_Source records_
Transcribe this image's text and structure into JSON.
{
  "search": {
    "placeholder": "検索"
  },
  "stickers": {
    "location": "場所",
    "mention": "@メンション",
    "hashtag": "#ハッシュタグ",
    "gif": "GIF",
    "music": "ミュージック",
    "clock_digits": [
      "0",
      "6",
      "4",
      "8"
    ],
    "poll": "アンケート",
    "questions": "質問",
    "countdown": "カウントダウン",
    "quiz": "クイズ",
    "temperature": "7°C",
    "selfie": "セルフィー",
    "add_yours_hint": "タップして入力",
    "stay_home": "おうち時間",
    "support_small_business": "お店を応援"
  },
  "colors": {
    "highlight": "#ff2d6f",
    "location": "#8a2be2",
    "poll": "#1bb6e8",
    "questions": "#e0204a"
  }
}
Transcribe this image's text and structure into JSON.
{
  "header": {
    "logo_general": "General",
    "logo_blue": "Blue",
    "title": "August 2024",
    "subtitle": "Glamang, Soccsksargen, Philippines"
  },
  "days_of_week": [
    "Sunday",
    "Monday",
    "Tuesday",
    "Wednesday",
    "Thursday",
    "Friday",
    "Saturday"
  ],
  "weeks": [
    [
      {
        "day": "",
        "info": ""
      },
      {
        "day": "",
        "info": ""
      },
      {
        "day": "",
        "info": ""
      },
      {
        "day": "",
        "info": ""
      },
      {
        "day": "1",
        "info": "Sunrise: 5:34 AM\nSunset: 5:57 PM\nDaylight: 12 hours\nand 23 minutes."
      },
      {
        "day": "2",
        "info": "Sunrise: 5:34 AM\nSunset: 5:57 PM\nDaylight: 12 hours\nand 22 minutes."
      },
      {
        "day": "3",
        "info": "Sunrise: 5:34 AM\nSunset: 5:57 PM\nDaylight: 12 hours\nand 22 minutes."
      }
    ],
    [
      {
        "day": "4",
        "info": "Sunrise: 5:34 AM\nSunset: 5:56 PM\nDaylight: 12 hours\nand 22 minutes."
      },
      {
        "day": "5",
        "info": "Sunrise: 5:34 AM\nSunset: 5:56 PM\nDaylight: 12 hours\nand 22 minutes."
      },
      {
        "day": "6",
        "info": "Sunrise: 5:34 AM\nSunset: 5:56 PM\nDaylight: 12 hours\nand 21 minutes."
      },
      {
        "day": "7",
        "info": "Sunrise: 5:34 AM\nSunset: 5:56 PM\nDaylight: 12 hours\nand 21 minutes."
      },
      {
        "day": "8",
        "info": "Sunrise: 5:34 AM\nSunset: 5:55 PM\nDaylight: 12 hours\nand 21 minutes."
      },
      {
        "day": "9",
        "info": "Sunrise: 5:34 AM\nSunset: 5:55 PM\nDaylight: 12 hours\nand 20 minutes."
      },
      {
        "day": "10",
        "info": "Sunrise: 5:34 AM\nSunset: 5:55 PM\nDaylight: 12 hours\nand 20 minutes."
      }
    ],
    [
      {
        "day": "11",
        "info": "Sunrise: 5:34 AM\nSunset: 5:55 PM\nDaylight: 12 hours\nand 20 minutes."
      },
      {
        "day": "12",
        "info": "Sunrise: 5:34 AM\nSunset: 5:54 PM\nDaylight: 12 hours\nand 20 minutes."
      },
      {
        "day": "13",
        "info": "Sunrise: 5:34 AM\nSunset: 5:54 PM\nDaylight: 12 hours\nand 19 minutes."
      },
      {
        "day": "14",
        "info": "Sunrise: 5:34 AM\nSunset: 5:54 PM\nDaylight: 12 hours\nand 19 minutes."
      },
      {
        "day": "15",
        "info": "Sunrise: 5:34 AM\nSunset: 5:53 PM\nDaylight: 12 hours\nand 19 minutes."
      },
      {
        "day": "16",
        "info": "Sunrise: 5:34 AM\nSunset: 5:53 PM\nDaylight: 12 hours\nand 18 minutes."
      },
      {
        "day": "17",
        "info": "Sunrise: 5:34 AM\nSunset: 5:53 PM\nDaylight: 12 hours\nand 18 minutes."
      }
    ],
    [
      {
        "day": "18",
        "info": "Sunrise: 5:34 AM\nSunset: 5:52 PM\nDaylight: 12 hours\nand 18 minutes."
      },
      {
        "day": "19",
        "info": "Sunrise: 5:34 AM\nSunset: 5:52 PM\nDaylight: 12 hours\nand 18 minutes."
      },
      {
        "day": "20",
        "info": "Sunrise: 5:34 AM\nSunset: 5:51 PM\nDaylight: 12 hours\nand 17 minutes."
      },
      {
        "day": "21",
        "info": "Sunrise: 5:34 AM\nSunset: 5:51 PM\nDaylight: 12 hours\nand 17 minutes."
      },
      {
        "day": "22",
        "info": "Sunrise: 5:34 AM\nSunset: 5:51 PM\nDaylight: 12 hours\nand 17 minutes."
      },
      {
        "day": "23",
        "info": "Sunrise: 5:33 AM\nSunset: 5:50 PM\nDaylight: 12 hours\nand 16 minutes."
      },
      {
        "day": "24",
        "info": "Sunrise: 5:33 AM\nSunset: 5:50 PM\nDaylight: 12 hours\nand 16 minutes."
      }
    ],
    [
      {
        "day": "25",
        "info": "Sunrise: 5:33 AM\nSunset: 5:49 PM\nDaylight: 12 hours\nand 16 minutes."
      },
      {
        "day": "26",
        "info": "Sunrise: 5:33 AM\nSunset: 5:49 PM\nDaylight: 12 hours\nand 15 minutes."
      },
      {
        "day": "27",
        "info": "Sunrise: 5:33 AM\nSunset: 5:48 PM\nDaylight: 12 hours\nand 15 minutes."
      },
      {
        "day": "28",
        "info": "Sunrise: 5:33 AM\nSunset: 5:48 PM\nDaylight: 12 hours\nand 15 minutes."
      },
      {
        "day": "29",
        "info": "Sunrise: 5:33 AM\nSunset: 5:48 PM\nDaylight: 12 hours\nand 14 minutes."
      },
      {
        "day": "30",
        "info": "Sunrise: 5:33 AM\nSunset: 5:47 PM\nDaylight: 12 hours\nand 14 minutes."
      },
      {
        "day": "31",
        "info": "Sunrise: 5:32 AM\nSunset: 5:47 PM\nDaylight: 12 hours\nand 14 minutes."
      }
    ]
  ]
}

_Directions for this task_
Exactly reproduce every line found in the records.

_Written reply_
Transcribe this image's text and structure into JSON.
{
  "search": {
    "placeholder": "検索"
  },
  "stickers": {
    "location": "場所",
    "mention": "@メンション",
    "hashtag": "#ハッシュタグ",
    "gif": "GIF",
    "music": "ミュージック",
    "clock_digits": [
      "0",
      "6",
      "4",
      "8"
    ],
    "poll": "アンケート",
    "questions": "質問",
    "countdown": "カウントダウン",
    "quiz": "クイズ",
    "temperature": "7°C",
    "selfie": "セルフィー",
    "add_yours_hint": "タップして入力",
    "stay_home": "おうち時間",
    "support_small_business": "お店を応援"
  },
  "colors": {
    "highlight": "#ff2d6f",
    "location": "#8a2be2",
    "poll": "#1bb6e8",
    "questions": "#e0204a"
  }
}
Transcribe this image's text and structure into JSON.
{
  "header": {
    "logo_general": "General",
    "logo_blue": "Blue",
    "title": "August 2024",
    "subtitle": "Glamang, Soccsksargen, Philippines"
  },
  "days_of_week": [
    "Sunday",
    "Monday",
    "Tuesday",
    "Wednesday",
    "Thursday",
    "Friday",
    "Saturday"
  ],
  "weeks": [
    [
      {
        "day": "",
        "info": ""
      },
      {
        "day": "",
        "info": ""
      },
      {
        "day": "",
        "info": ""
      },
      {
        "day": "",
        "info": ""
      },
      {
        "day": "1",
        "info": "Sunrise: 5:34 AM\nSunset: 5:57 PM\nDaylight: 12 hours\nand 23 minutes."
      },
      {
        "day": "2",
        "info": "Sunrise: 5:34 AM\nSunset: 5:57 PM\nDaylight: 12 hours\nand 22 minutes."
      },
      {
        "day": "3",
        "info": "Sunrise: 5:34 AM\nSunset: 5:57 PM\nDaylight: 12 hours\nand 22 minutes."
      }
    ],
    [
      {
        "day": "4",
        "info": "Sunrise: 5:34 AM\nSunset: 5:56 PM\nDaylight: 12 hours\nand 22 minutes."
      },
      {
        "day": "5",
        "info": "Sunrise: 5:34 AM\nSunset: 5:56 PM\nDaylight: 12 hours\nand 22 minutes."
      },
      {
        "day": "6",
        "info": "Sunrise: 5:34 AM\nSunset: 5:56 PM\nDaylight: 12 hours\nand 21 minutes."
      },
      {
        "day": "7",
        "info": "Sunrise: 5:34 AM\nSunset: 5:56 PM\nDaylight: 12 hours\nand 21 minutes."
      },
      {
        "day": "8",
        "info": "Sunrise: 5:34 AM\nSunset: 5:55 PM\nDaylight: 12 hours\nand 21 minutes."
      },
      {
        "day": "9",
        "info": "Sunrise: 5:34 AM\nSunset: 5:55 PM\nDaylight: 12 hours\nand 20 minutes."
      },
      {
        "day": "10",
        "info": "Sunrise: 5:34 AM\nSunset: 5:55 PM\nDaylight: 12 hours\nand 20 minutes."
      }
    ],
    [
      {
        "day": "11",
        "info": "Sunrise: 5:34 AM\nSunset: 5:55 PM\nDaylight: 12 hours\nand 20 minutes."
      },
      {
        "day": "12",
        "info": "Sunrise: 5:34 AM\nSunset: 5:54 PM\nDaylight: 12 hours\nand 20 minutes."
      },
      {
        "day": "13",
        "info": "Sunrise: 5:34 AM\nSunset: 5:54 PM\nDaylight: 12 hours\nand 19 minutes."
      },
      {
        "day": "14",
        "info": "Sunrise: 5:34 AM\nSunset: 5:54 PM\nDaylight: 12 hours\nand 19 minutes."
      },
      {
        "day": "15",
        "info": "Sunrise: 5:34 AM\nSunset: 5:53 PM\nDaylight: 12 hours\nand 19 minutes."
      },
      {
        "day": "16",
        "info": "Sunrise: 5:34 AM\nSunset: 5:53 PM\nDaylight: 12 hours\nand 18 minutes."
      },
      {
        "day": "17",
        "info": "Sunrise: 5:34 AM\nSunset: 5:53 PM\nDaylight: 12 hours\nand 18 minutes."
      }
    ],
    [
      {
        "day": "18",
        "info": "Sunrise: 5:34 AM\nSunset: 5:52 PM\nDaylight: 12 hours\nand 18 minutes."
      },
      {
        "day": "19",
        "info": "Sunrise: 5:34 AM\nSunset: 5:52 PM\nDaylight: 12 hours\nand 18 minutes."
      },
      {
        "day": "20",
        "info": "Sunrise: 5:34 AM\nSunset: 5:51 PM\nDaylight: 12 hours\nand 17 minutes."
      },
      {
        "day": "21",
        "info": "Sunrise: 5:34 AM\nSunset: 5:51 PM\nDaylight: 12 hours\nand 17 minutes."
      },
      {
        "day": "22",
        "info": "Sunrise: 5:34 AM\nSunset: 5:51 PM\nDaylight: 12 hours\nand 17 minutes."
      },
      {
        "day": "23",
        "info": "Sunrise: 5:33 AM\nSunset: 5:50 PM\nDaylight: 12 hours\nand 16 minutes."
      },
      {
        "day": "24",
        "info": "Sunrise: 5:33 AM\nSunset: 5:50 PM\nDaylight: 12 hours\nand 16 minutes."
      }
    ],
    [
      {
        "day": "25",
        "info": "Sunrise: 5:33 AM\nSunset: 5:49 PM\nDaylight: 12 hours\nand 16 minutes."
      },
      {
        "day": "26",
        "info": "Sunrise: 5:33 AM\nSunset: 5:49 PM\nDaylight: 12 hours\nand 15 minutes."
      },
      {
        "day": "27",
        "info": "Sunrise: 5:33 AM\nSunset: 5:48 PM\nDaylight: 12 hours\nand 15 minutes."
      },
      {
        "day": "28",
        "info": "Sunrise: 5:33 AM\nSunset: 5:48 PM\nDaylight: 12 hours\nand 15 minutes."
      },
      {
        "day": "29",
        "info": "Sunrise: 5:33 AM\nSunset: 5:48 PM\nDaylight: 12 hours\nand 14 minutes."
      },
      {
        "day": "30",
        "info": "Sunrise: 5:33 AM\nSunset: 5:47 PM\nDaylight: 12 hours\nand 14 minutes."
      },
      {
        "day": "31",
        "info": "Sunrise: 5:32 AM\nSunset: 5:47 PM\nDaylight: 12 hours\nand 14 minutes."
      }
    ]
  ]
}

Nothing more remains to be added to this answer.